** start Data in this exercise **

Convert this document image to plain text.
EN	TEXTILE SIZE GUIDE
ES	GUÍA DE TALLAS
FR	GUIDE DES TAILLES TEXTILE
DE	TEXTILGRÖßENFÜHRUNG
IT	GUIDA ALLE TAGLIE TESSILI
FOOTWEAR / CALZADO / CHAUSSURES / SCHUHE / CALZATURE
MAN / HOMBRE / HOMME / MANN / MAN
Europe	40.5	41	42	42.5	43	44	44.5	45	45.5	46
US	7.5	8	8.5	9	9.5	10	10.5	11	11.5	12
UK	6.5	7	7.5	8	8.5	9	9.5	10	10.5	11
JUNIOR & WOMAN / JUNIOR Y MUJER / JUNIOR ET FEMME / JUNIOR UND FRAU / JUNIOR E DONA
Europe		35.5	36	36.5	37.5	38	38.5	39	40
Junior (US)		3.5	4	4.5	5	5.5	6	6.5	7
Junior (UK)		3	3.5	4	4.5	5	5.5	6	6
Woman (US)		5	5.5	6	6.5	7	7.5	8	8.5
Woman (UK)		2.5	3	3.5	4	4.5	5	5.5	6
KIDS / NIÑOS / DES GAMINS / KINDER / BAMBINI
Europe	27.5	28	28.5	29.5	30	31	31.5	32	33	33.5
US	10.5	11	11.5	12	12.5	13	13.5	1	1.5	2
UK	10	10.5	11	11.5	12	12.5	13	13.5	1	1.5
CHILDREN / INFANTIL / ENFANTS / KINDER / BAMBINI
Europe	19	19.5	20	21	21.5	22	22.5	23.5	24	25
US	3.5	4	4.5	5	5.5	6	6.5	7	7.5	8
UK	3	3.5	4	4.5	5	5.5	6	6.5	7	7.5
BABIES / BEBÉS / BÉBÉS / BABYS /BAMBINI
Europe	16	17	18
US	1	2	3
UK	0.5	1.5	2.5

** end Data in this exercise **
** start Data in this exercise **

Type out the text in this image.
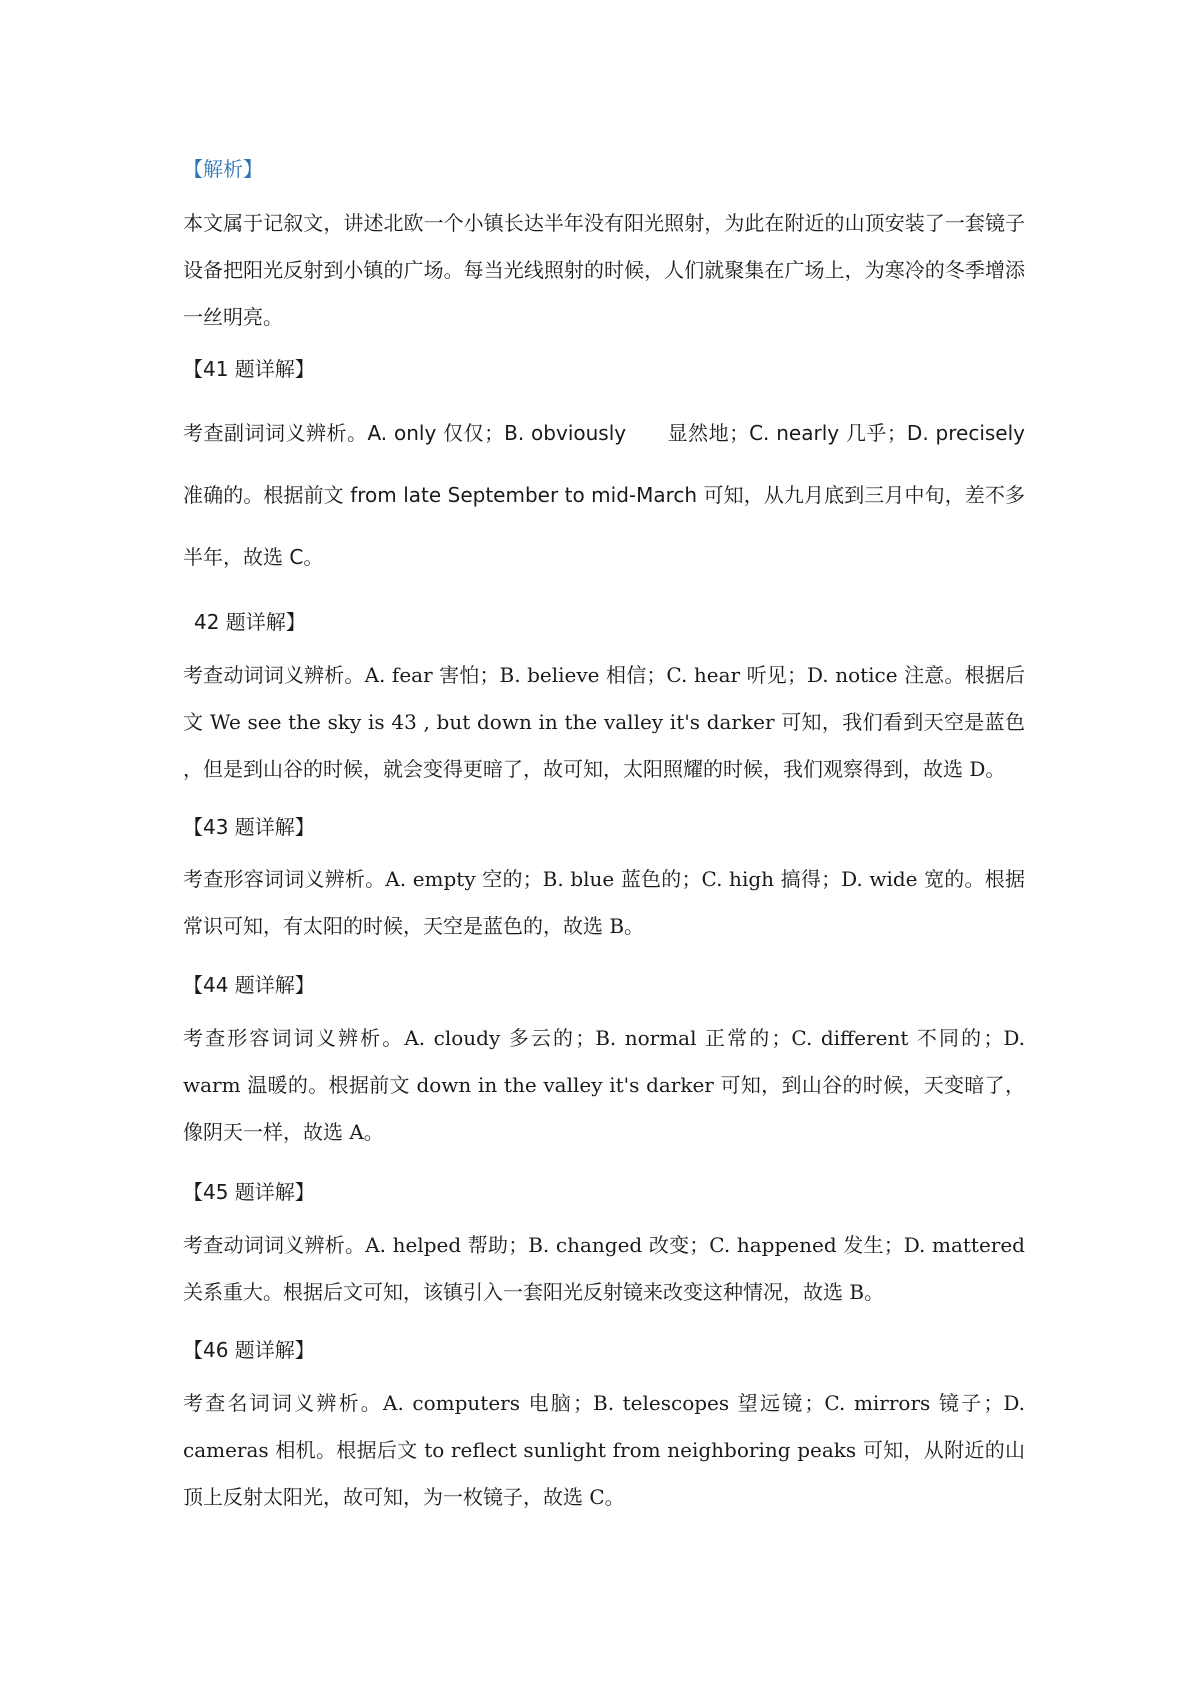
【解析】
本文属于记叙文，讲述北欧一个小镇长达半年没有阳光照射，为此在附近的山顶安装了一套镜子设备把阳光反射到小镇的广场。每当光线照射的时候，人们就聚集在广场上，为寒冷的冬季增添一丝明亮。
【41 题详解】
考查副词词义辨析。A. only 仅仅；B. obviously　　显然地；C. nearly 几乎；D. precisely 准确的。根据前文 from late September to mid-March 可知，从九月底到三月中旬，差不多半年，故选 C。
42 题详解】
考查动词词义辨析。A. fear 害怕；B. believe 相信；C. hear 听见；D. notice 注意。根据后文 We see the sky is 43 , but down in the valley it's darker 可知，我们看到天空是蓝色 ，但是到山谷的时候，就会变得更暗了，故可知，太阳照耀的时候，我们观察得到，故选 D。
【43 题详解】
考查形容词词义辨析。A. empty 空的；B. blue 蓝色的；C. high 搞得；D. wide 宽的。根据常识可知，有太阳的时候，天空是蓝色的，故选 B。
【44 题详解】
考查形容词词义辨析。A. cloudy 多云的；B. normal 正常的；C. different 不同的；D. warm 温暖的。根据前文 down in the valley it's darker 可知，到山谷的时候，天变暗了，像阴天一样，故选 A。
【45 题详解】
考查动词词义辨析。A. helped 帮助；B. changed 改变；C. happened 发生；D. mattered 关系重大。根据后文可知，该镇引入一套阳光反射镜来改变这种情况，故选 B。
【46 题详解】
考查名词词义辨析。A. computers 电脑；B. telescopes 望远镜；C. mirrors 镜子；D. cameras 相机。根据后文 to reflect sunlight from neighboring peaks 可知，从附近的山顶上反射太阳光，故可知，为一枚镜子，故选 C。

** end Data in this exercise **
** start Data in this exercise **

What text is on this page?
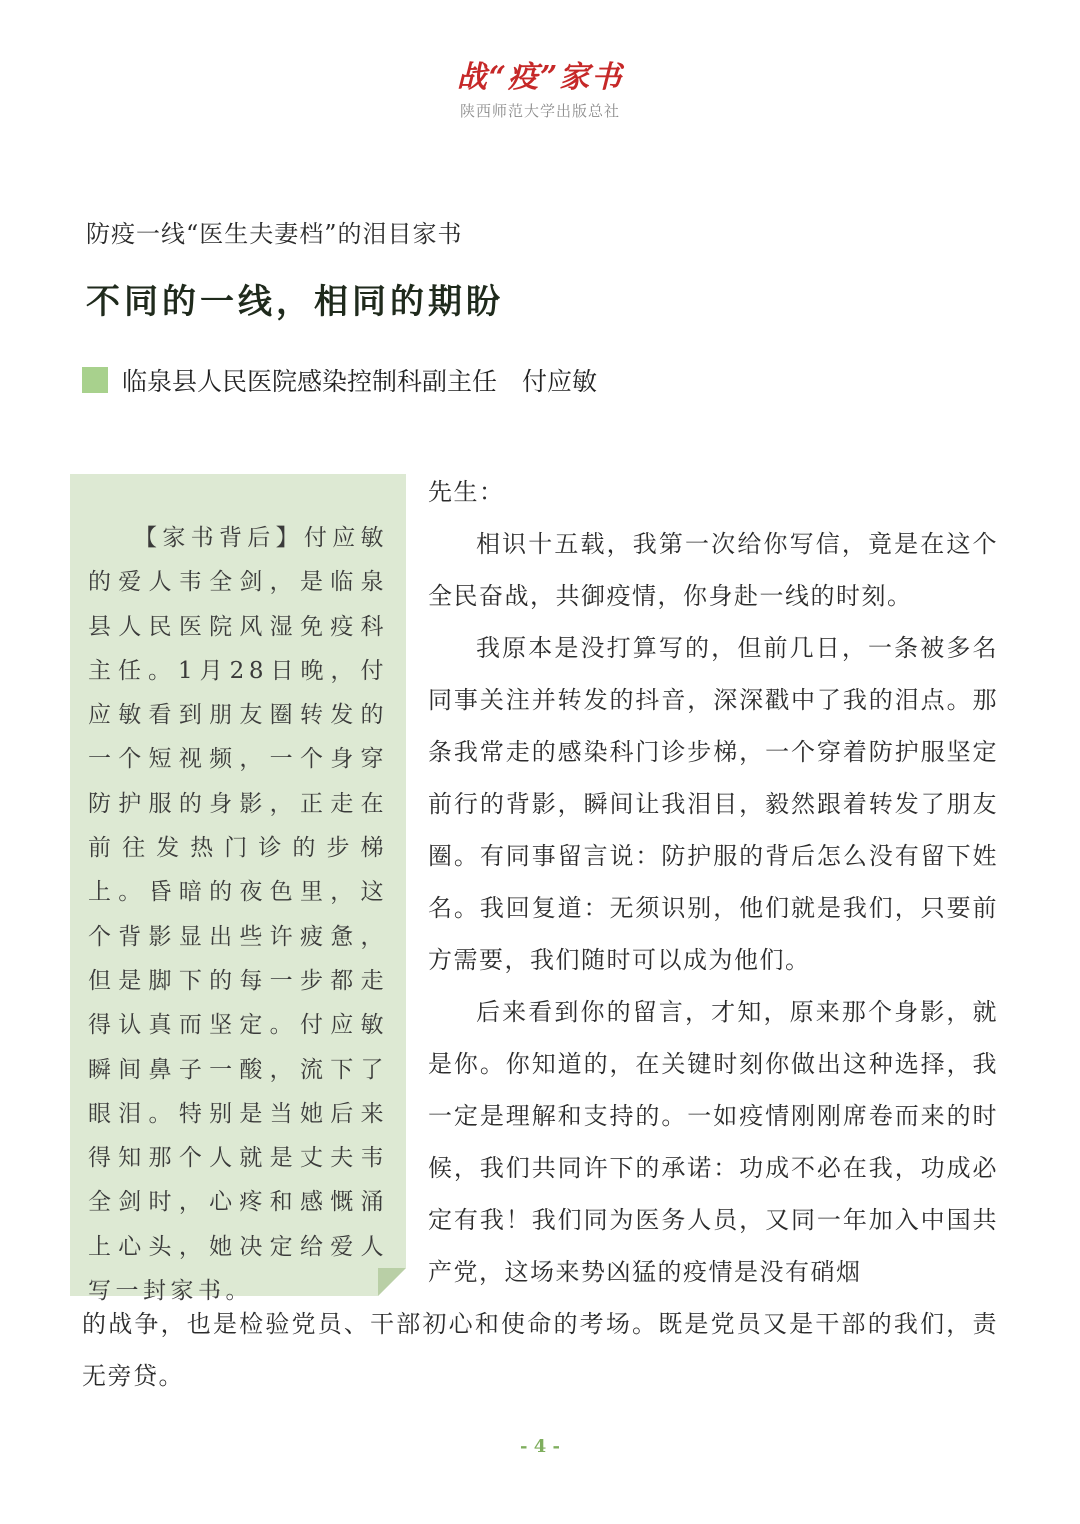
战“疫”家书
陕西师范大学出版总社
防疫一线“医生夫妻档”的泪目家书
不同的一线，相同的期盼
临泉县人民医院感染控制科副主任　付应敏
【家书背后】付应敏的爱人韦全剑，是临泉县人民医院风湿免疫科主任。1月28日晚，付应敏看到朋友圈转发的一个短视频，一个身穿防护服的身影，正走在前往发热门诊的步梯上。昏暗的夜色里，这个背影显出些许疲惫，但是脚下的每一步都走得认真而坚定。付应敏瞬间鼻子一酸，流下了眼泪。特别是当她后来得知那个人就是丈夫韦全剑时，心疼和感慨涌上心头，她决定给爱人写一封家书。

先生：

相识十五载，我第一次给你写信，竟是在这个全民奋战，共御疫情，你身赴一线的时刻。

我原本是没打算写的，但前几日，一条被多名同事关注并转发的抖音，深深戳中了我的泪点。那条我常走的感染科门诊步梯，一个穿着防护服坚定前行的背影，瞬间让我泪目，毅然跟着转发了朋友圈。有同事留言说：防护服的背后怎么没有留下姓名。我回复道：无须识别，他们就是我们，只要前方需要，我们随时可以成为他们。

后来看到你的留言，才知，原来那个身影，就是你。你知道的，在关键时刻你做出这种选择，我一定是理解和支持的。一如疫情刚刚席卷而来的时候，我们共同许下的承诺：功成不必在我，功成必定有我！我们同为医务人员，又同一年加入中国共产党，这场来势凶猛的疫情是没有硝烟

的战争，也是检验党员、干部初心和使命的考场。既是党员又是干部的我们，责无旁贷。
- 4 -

** end Data in this exercise **

* [Request] Only lines that contain the word "TEXTILE" are wanted; copy each of them.

* [Full output]
EN	TEXTILE SIZE GUIDE
FR	GUIDE DES TAILLES TEXTILE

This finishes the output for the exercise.